(Data entries)
>>>>

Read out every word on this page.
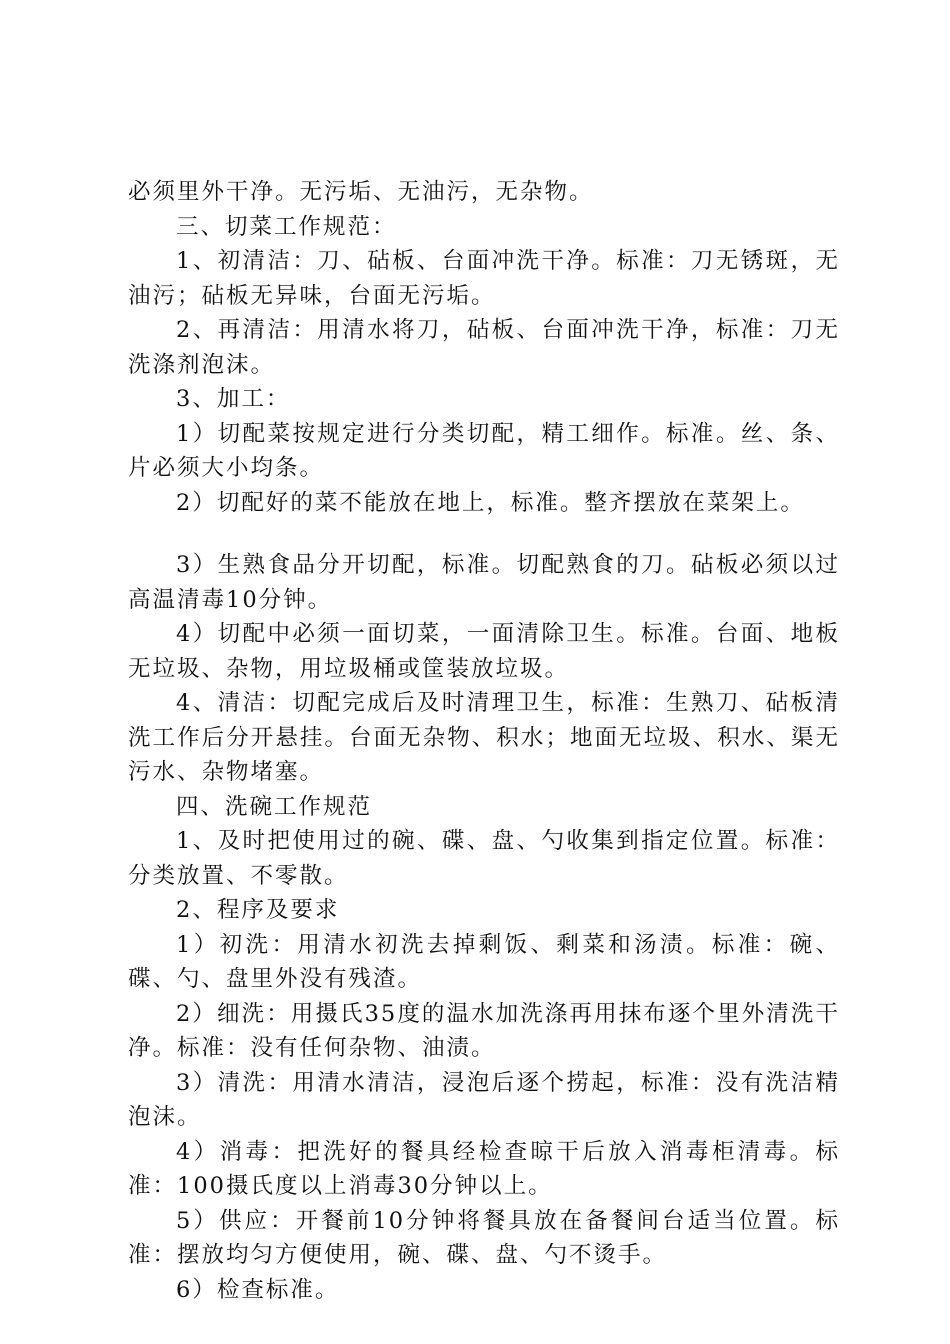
必须里外干净。无污垢、无油污，无杂物。

三、切菜工作规范：

1、初清洁：刀、砧板、台面冲洗干净。标准：刀无锈斑，无油污；砧板无异味，台面无污垢。

2、再清洁：用清水将刀，砧板、台面冲洗干净，标准：刀无洗涤剂泡沫。

3、加工：

1）切配菜按规定进行分类切配，精工细作。标准。丝、条、片必须大小均条。

2）切配好的菜不能放在地上，标准。整齐摆放在菜架上。

3）生熟食品分开切配，标准。切配熟食的刀。砧板必须以过高温清毒10分钟。

4）切配中必须一面切菜，一面清除卫生。标准。台面、地板无垃圾、杂物，用垃圾桶或筐装放垃圾。

4、清洁：切配完成后及时清理卫生，标准：生熟刀、砧板清洗工作后分开悬挂。台面无杂物、积水；地面无垃圾、积水、渠无污水、杂物堵塞。

四、洗碗工作规范

1、及时把使用过的碗、碟、盘、勺收集到指定位置。标准：分类放置、不零散。

2、程序及要求

1）初洗：用清水初洗去掉剩饭、剩菜和汤渍。标准：碗、碟、勺、盘里外没有残渣。

2）细洗：用摄氏35度的温水加洗涤再用抹布逐个里外清洗干净。标准：没有任何杂物、油渍。

3）清洗：用清水清洁，浸泡后逐个捞起，标准：没有洗洁精泡沫。

4）消毒：把洗好的餐具经检查晾干后放入消毒柜清毒。标准：100摄氏度以上消毒30分钟以上。

5）供应：开餐前10分钟将餐具放在备餐间台适当位置。标准：摆放均匀方便使用，碗、碟、盘、勺不烫手。

6）检查标准。
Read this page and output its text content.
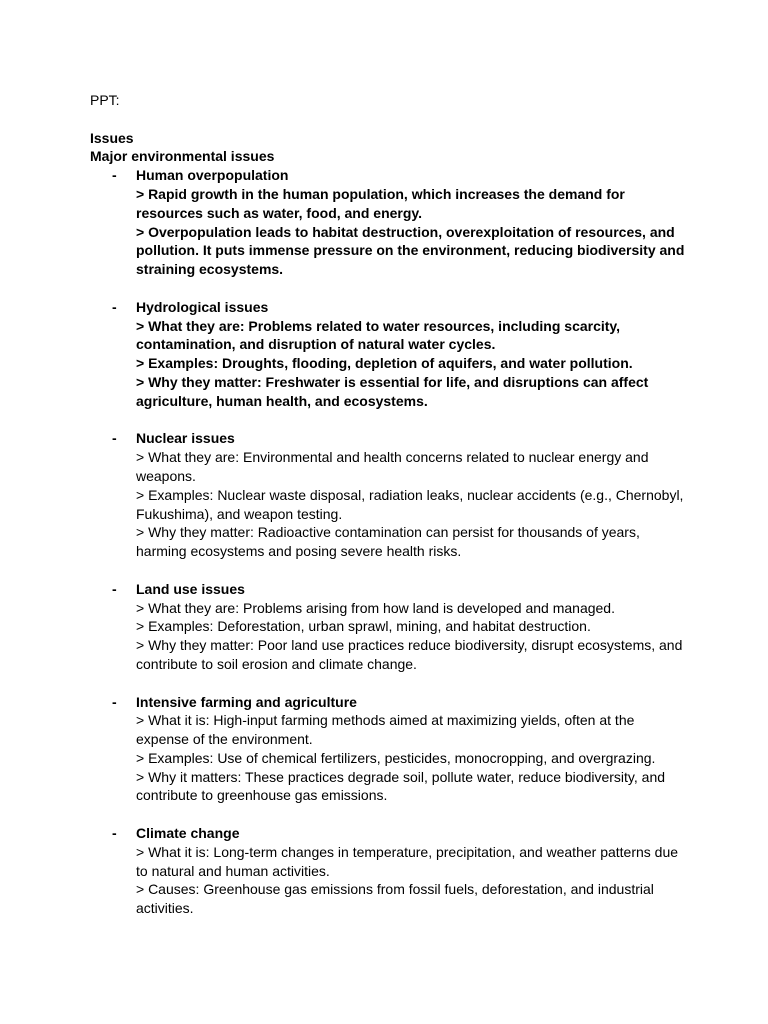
PPT:
Issues
Major environmental issues
- Human overpopulation
> Rapid growth in the human population, which increases the demand for resources such as water, food, and energy.
> Overpopulation leads to habitat destruction, overexploitation of resources, and pollution. It puts immense pressure on the environment, reducing biodiversity and straining ecosystems.
- Hydrological issues
> What they are: Problems related to water resources, including scarcity, contamination, and disruption of natural water cycles.
> Examples: Droughts, flooding, depletion of aquifers, and water pollution.
> Why they matter: Freshwater is essential for life, and disruptions can affect agriculture, human health, and ecosystems.
- Nuclear issues
> What they are: Environmental and health concerns related to nuclear energy and weapons.
> Examples: Nuclear waste disposal, radiation leaks, nuclear accidents (e.g., Chernobyl, Fukushima), and weapon testing.
> Why they matter: Radioactive contamination can persist for thousands of years, harming ecosystems and posing severe health risks.
- Land use issues
> What they are: Problems arising from how land is developed and managed.
> Examples: Deforestation, urban sprawl, mining, and habitat destruction.
> Why they matter: Poor land use practices reduce biodiversity, disrupt ecosystems, and contribute to soil erosion and climate change.
- Intensive farming and agriculture
> What it is: High-input farming methods aimed at maximizing yields, often at the expense of the environment.
> Examples: Use of chemical fertilizers, pesticides, monocropping, and overgrazing.
> Why it matters: These practices degrade soil, pollute water, reduce biodiversity, and contribute to greenhouse gas emissions.
- Climate change
> What it is: Long-term changes in temperature, precipitation, and weather patterns due to natural and human activities.
> Causes: Greenhouse gas emissions from fossil fuels, deforestation, and industrial activities.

<<<<

| Exercise aim |
Return each line of the data, keeping its wording exact and omitting pictures.

| Completed task |
Read out every word on this page.
必须里外干净。无污垢、无油污，无杂物。

三、切菜工作规范：

1、初清洁：刀、砧板、台面冲洗干净。标准：刀无锈斑，无油污；砧板无异味，台面无污垢。

2、再清洁：用清水将刀，砧板、台面冲洗干净，标准：刀无洗涤剂泡沫。

3、加工：

1）切配菜按规定进行分类切配，精工细作。标准。丝、条、片必须大小均条。

2）切配好的菜不能放在地上，标准。整齐摆放在菜架上。

3）生熟食品分开切配，标准。切配熟食的刀。砧板必须以过高温清毒10分钟。

4）切配中必须一面切菜，一面清除卫生。标准。台面、地板无垃圾、杂物，用垃圾桶或筐装放垃圾。

4、清洁：切配完成后及时清理卫生，标准：生熟刀、砧板清洗工作后分开悬挂。台面无杂物、积水；地面无垃圾、积水、渠无污水、杂物堵塞。

四、洗碗工作规范

1、及时把使用过的碗、碟、盘、勺收集到指定位置。标准：分类放置、不零散。

2、程序及要求

1）初洗：用清水初洗去掉剩饭、剩菜和汤渍。标准：碗、碟、勺、盘里外没有残渣。

2）细洗：用摄氏35度的温水加洗涤再用抹布逐个里外清洗干净。标准：没有任何杂物、油渍。

3）清洗：用清水清洁，浸泡后逐个捞起，标准：没有洗洁精泡沫。

4）消毒：把洗好的餐具经检查晾干后放入消毒柜清毒。标准：100摄氏度以上消毒30分钟以上。

5）供应：开餐前10分钟将餐具放在备餐间台适当位置。标准：摆放均匀方便使用，碗、碟、盘、勺不烫手。

6）检查标准。
Read this page and output its text content.
PPT:
Issues
Major environmental issues
- Human overpopulation
> Rapid growth in the human population, which increases the demand for resources such as water, food, and energy.
> Overpopulation leads to habitat destruction, overexploitation of resources, and pollution. It puts immense pressure on the environment, reducing biodiversity and straining ecosystems.
- Hydrological issues
> What they are: Problems related to water resources, including scarcity, contamination, and disruption of natural water cycles.
> Examples: Droughts, flooding, depletion of aquifers, and water pollution.
> Why they matter: Freshwater is essential for life, and disruptions can affect agriculture, human health, and ecosystems.
- Nuclear issues
> What they are: Environmental and health concerns related to nuclear energy and weapons.
> Examples: Nuclear waste disposal, radiation leaks, nuclear accidents (e.g., Chernobyl, Fukushima), and weapon testing.
> Why they matter: Radioactive contamination can persist for thousands of years, harming ecosystems and posing severe health risks.
- Land use issues
> What they are: Problems arising from how land is developed and managed.
> Examples: Deforestation, urban sprawl, mining, and habitat destruction.
> Why they matter: Poor land use practices reduce biodiversity, disrupt ecosystems, and contribute to soil erosion and climate change.
- Intensive farming and agriculture
> What it is: High-input farming methods aimed at maximizing yields, often at the expense of the environment.
> Examples: Use of chemical fertilizers, pesticides, monocropping, and overgrazing.
> Why it matters: These practices degrade soil, pollute water, reduce biodiversity, and contribute to greenhouse gas emissions.
- Climate change
> What it is: Long-term changes in temperature, precipitation, and weather patterns due to natural and human activities.
> Causes: Greenhouse gas emissions from fossil fuels, deforestation, and industrial activities.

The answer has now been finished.